§ **Written problem**: Your task is to gather the lines below that hold the string "dimakTR".

── Available records

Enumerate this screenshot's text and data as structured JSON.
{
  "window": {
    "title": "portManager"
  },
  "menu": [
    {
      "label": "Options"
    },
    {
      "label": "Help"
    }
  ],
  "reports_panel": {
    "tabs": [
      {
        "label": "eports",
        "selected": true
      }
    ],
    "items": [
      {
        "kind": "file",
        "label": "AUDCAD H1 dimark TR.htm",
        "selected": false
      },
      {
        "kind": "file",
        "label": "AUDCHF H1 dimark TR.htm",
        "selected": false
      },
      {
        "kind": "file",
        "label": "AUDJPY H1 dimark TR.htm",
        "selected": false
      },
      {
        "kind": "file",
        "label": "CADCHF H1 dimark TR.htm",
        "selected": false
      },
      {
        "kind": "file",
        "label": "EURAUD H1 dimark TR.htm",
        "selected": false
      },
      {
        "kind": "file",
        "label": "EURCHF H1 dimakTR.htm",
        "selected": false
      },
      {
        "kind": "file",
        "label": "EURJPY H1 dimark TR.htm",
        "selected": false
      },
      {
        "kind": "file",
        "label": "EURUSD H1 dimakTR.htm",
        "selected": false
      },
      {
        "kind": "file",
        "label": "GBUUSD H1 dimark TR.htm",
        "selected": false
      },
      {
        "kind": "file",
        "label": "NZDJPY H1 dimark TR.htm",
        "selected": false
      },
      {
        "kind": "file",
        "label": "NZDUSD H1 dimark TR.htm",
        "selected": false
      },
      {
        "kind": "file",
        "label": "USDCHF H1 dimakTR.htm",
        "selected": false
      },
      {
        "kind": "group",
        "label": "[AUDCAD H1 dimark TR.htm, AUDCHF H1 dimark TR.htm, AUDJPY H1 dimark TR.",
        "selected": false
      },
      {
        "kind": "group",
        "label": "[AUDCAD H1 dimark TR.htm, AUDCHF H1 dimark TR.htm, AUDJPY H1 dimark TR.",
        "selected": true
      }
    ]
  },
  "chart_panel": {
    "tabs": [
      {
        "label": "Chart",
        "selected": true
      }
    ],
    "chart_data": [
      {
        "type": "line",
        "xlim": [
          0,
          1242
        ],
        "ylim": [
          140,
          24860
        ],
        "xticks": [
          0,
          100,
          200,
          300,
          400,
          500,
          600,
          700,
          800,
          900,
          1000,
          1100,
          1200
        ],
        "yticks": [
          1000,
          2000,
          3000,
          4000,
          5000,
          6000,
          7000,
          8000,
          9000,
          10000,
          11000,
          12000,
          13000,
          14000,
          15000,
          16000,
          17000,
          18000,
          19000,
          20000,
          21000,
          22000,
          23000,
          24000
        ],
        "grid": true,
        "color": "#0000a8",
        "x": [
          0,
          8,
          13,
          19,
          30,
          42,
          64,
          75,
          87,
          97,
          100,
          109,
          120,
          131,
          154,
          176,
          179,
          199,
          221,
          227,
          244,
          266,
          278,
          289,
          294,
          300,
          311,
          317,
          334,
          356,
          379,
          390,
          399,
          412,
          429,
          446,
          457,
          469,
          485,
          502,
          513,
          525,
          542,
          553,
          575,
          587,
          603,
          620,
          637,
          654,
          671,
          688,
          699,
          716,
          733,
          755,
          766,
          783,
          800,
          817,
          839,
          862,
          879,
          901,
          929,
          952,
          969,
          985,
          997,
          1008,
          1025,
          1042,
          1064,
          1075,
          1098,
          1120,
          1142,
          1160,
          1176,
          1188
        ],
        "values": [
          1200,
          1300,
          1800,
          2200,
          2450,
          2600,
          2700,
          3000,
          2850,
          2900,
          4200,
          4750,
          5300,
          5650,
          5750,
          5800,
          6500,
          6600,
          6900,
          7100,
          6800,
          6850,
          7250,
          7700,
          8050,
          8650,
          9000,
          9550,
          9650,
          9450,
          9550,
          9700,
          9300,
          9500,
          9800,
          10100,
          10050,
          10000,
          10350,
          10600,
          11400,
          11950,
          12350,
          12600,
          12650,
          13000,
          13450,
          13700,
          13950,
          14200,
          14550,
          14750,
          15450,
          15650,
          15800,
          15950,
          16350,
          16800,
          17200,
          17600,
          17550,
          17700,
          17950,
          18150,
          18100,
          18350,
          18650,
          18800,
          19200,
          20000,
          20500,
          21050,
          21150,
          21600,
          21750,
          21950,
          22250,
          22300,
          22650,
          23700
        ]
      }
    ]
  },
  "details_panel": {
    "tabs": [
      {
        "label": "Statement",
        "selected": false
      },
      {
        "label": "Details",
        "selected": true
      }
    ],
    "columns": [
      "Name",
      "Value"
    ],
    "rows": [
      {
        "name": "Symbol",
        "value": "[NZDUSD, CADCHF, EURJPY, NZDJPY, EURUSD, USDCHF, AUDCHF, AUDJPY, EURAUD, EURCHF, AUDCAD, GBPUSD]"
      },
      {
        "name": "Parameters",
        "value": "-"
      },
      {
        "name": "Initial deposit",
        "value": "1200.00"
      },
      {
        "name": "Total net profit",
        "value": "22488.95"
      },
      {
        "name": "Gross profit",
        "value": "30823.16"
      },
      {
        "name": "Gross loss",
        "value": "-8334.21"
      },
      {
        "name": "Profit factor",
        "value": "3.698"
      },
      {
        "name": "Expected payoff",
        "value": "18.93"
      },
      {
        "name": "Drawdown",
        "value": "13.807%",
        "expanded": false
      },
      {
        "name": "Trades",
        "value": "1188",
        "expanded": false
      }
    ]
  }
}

────
── Available records

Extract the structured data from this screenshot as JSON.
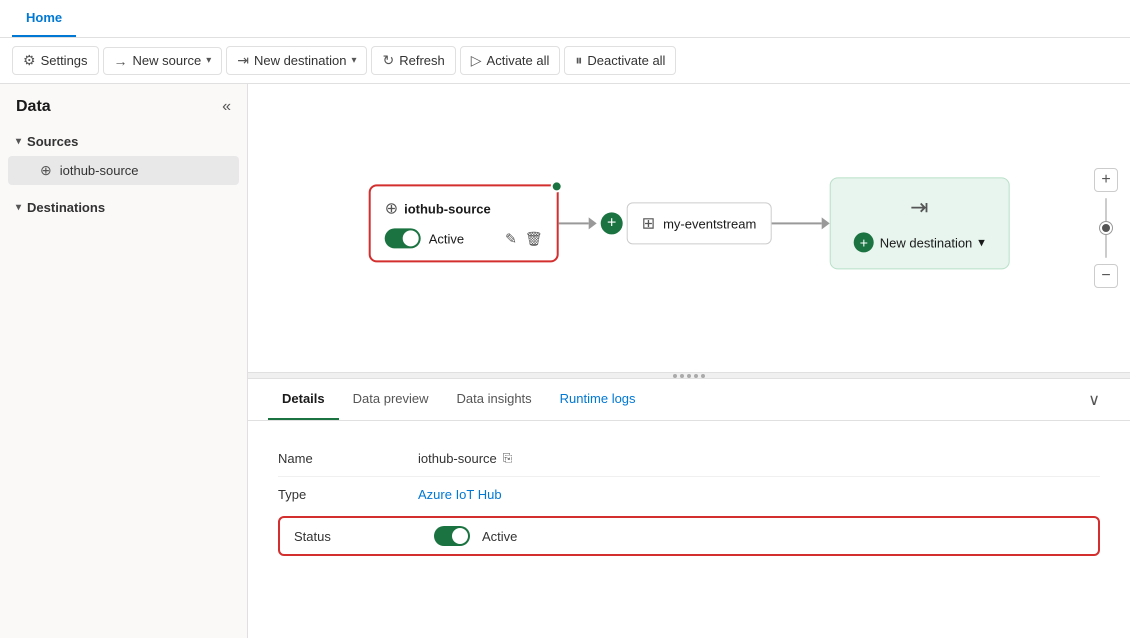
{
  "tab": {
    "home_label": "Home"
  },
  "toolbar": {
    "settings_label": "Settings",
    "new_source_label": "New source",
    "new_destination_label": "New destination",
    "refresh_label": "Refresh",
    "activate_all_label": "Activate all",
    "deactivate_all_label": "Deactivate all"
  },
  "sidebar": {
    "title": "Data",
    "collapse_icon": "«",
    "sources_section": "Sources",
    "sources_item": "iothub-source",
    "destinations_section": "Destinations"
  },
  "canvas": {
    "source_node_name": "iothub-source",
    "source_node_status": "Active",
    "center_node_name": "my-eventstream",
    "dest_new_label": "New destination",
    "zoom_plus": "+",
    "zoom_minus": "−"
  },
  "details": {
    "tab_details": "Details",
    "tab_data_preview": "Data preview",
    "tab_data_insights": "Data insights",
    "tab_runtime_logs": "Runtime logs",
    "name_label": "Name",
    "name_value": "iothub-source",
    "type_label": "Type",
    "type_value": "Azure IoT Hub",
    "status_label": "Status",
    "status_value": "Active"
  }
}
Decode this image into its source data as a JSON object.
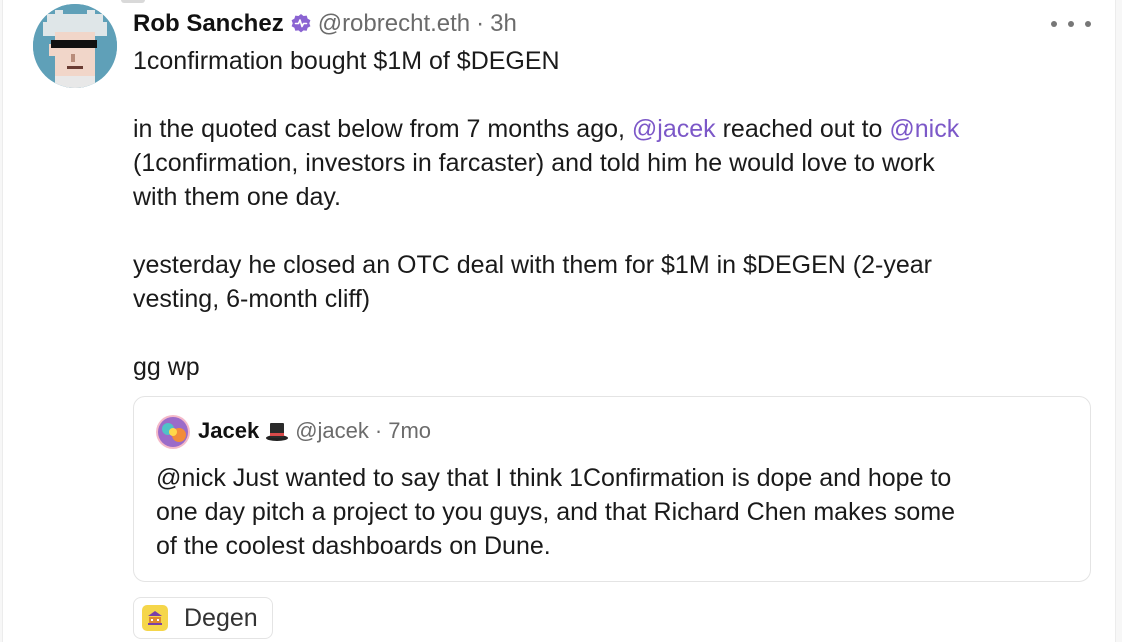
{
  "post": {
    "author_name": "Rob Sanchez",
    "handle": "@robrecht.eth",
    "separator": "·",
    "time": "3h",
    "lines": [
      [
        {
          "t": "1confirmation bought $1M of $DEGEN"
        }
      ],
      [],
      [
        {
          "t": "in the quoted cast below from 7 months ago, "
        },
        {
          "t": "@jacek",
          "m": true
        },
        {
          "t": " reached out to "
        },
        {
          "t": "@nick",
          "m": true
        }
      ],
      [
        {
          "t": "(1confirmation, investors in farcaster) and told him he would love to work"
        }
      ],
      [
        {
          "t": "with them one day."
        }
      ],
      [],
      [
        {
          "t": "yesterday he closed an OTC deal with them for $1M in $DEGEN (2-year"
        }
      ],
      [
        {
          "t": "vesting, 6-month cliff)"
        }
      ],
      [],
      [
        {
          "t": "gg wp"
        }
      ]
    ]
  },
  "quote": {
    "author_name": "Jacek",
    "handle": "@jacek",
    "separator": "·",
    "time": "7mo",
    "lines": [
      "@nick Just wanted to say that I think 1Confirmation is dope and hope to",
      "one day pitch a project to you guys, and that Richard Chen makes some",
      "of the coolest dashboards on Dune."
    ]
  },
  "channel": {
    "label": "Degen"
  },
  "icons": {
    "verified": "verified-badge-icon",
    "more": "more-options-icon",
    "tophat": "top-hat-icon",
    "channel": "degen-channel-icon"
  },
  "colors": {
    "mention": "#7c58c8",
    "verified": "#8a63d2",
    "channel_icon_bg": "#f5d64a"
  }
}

────

§ **Task response**:
        "label": "EURCHF H1 dimakTR.htm",
        "label": "EURUSD H1 dimakTR.htm",
        "label": "USDCHF H1 dimakTR.htm",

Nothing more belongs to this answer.